Say how many lines of these entries include the word "identified", and answer with the number alone.
━━ Rows
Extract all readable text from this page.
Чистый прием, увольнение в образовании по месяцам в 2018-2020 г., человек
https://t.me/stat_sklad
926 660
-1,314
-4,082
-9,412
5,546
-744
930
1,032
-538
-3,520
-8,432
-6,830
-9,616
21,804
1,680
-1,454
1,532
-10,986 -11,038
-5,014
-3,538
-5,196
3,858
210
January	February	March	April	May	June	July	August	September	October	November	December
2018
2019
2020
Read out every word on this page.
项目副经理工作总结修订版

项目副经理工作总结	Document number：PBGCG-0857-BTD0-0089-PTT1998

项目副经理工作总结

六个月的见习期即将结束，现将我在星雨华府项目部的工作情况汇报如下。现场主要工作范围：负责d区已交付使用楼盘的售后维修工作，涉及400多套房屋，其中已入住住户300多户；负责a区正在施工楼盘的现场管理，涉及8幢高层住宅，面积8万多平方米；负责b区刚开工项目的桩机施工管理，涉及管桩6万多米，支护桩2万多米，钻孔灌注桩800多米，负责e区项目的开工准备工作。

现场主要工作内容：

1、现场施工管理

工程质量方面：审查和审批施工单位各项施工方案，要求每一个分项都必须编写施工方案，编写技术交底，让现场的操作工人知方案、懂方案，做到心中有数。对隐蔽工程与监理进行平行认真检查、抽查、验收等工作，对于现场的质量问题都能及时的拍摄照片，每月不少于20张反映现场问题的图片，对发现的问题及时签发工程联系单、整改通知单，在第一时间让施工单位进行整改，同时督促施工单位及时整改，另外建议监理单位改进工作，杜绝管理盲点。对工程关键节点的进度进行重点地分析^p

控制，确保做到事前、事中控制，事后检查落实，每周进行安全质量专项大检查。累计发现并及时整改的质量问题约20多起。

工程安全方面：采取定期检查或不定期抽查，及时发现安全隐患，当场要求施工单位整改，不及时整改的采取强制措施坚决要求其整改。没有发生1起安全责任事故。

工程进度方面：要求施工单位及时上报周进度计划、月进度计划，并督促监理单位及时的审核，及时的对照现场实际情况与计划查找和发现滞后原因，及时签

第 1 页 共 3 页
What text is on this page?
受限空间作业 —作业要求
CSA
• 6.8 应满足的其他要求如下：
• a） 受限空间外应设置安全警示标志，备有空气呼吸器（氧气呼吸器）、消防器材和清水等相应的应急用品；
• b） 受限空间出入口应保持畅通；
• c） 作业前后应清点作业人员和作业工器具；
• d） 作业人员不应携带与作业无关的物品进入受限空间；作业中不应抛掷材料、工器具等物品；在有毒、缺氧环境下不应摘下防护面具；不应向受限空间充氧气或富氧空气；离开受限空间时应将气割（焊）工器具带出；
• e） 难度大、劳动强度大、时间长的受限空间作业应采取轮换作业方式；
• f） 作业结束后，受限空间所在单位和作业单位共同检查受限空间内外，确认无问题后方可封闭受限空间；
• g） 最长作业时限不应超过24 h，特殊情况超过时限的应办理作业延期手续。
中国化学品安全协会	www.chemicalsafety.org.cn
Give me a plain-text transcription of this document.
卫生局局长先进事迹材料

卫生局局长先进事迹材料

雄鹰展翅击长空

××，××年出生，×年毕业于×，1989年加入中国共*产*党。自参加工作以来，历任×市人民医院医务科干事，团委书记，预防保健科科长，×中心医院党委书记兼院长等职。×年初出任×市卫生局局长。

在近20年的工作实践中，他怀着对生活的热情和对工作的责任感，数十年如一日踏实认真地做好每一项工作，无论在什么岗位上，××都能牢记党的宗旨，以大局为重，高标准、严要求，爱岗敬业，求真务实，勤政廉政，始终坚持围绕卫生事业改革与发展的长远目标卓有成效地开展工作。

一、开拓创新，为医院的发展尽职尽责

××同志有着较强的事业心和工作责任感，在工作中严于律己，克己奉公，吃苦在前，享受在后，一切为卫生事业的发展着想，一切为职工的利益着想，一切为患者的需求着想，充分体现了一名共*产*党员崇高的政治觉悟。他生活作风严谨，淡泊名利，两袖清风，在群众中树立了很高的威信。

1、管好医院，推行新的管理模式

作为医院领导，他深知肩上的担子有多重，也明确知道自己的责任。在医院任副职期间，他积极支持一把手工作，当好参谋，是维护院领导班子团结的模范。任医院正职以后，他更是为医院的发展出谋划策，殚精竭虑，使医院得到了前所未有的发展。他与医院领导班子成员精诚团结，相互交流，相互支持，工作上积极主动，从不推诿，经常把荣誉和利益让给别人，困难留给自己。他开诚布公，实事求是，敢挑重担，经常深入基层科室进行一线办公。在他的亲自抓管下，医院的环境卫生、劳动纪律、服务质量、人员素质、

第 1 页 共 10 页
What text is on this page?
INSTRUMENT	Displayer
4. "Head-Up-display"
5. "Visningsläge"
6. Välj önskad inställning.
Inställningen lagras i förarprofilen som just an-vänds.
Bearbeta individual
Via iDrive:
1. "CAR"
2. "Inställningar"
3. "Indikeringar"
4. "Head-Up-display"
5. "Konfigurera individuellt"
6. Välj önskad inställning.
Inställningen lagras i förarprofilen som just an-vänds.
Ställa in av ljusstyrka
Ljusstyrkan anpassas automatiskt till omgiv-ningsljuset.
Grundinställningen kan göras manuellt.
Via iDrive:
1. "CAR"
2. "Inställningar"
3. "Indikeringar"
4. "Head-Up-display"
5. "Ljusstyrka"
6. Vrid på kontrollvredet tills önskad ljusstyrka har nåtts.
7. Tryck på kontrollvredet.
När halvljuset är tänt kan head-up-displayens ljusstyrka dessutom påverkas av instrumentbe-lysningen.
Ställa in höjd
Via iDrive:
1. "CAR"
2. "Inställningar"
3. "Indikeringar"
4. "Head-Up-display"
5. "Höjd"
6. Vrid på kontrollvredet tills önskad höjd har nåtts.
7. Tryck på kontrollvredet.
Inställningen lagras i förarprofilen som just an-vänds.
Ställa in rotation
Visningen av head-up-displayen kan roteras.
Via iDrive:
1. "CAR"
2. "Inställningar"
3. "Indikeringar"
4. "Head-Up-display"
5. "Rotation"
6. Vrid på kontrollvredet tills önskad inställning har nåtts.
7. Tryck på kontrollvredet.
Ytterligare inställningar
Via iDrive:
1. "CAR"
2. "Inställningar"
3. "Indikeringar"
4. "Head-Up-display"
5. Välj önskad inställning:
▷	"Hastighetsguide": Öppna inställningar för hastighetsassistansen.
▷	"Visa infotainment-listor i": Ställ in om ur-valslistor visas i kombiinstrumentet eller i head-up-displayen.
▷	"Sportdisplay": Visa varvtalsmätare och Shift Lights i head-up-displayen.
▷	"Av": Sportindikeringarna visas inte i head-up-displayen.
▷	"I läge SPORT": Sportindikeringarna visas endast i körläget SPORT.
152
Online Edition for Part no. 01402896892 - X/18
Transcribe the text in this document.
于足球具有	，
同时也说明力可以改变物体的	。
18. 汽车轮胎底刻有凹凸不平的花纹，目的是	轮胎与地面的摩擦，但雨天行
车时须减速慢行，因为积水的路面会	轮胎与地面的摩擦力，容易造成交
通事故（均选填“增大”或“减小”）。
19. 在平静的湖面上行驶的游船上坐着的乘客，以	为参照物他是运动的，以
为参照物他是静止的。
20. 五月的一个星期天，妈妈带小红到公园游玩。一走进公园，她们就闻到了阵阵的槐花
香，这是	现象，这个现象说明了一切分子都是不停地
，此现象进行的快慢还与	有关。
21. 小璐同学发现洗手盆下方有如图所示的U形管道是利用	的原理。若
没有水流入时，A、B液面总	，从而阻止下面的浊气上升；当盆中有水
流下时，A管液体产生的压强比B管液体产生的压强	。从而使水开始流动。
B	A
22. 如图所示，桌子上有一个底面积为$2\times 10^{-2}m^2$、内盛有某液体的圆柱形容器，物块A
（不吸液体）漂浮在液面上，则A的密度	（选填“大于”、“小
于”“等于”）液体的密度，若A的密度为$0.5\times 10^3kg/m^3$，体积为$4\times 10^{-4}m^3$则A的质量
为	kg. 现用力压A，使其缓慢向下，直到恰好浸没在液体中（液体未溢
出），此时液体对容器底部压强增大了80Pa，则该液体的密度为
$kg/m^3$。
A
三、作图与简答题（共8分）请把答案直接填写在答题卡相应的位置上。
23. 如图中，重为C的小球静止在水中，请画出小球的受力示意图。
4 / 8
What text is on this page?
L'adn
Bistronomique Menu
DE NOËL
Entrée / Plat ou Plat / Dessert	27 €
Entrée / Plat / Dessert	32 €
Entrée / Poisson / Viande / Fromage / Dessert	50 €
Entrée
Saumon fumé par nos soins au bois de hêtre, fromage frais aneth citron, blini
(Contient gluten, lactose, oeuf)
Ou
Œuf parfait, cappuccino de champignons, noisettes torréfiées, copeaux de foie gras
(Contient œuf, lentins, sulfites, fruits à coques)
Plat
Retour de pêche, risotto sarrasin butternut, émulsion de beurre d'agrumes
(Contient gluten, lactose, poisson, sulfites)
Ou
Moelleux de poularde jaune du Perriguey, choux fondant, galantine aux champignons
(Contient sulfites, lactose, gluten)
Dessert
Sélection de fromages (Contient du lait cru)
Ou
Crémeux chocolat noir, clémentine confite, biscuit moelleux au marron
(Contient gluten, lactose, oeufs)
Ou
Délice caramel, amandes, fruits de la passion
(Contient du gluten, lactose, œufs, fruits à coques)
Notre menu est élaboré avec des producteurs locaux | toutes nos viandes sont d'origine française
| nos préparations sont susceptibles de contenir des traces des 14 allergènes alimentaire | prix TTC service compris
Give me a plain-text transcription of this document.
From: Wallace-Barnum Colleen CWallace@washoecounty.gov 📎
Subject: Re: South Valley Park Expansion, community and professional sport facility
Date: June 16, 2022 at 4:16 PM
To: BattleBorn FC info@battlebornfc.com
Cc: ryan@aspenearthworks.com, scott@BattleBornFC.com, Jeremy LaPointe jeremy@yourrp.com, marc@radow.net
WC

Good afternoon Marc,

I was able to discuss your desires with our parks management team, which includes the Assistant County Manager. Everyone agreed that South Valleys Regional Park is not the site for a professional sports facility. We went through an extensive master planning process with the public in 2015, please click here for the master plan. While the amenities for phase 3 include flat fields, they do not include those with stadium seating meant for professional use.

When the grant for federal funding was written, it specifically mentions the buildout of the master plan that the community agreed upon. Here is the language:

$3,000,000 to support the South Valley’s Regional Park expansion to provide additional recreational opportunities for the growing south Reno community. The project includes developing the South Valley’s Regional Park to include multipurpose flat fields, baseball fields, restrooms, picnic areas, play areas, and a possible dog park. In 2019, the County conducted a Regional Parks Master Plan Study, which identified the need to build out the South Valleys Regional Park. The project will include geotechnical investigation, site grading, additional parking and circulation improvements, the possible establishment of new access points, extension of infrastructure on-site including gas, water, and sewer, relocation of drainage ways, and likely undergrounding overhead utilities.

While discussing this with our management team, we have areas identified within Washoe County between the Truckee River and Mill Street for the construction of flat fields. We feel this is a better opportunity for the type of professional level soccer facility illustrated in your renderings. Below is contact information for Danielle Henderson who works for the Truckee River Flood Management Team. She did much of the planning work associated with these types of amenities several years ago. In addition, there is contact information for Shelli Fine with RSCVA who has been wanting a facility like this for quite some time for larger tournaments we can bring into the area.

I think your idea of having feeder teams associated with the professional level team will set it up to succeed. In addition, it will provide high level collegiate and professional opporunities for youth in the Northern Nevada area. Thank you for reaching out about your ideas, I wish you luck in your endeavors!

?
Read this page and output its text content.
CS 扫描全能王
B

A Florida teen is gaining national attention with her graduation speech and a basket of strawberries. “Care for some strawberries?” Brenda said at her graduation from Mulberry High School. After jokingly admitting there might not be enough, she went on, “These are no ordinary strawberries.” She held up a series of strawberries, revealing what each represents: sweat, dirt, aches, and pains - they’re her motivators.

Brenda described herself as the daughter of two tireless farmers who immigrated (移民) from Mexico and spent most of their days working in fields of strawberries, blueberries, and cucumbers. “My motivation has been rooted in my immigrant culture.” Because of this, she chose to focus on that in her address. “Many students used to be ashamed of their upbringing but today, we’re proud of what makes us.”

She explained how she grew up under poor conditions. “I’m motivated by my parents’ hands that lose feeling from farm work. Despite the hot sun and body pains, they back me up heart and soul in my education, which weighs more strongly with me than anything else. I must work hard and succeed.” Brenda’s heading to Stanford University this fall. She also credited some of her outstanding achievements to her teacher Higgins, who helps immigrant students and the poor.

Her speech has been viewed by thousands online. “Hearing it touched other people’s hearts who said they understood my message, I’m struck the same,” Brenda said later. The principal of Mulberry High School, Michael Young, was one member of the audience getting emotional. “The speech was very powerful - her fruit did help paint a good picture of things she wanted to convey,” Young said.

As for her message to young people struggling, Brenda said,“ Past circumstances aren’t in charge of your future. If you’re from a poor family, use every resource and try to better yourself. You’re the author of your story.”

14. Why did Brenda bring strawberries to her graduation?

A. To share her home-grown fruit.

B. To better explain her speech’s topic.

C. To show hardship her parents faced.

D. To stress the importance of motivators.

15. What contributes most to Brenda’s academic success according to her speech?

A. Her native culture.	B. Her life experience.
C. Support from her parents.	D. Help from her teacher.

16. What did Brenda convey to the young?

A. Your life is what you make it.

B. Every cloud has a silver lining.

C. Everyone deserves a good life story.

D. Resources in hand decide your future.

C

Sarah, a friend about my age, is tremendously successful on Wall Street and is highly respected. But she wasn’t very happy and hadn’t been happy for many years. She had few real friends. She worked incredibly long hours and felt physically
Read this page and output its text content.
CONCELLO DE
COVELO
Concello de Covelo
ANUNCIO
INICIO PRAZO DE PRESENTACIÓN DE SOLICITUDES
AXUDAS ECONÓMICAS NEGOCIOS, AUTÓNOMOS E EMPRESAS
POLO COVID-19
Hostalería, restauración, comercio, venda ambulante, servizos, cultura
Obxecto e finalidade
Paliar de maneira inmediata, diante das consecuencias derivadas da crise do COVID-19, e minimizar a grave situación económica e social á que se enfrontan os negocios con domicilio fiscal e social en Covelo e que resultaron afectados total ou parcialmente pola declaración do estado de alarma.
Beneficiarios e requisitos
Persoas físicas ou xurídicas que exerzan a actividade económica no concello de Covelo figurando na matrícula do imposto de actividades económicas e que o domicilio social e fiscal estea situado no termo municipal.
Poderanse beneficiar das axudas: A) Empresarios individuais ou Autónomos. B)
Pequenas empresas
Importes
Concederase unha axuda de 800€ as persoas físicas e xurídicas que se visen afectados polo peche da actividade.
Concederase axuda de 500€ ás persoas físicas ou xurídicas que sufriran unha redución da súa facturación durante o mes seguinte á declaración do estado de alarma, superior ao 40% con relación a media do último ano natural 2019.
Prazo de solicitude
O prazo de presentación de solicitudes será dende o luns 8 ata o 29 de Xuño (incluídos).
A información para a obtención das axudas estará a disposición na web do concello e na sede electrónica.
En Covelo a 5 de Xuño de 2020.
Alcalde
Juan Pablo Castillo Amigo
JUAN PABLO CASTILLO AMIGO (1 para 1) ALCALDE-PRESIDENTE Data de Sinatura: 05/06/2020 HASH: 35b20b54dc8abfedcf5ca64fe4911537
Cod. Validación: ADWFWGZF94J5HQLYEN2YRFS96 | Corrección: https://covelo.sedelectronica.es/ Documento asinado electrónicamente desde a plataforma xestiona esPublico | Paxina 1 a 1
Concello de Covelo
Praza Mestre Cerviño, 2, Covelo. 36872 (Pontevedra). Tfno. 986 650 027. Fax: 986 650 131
━━━━
**Problem solution**: 2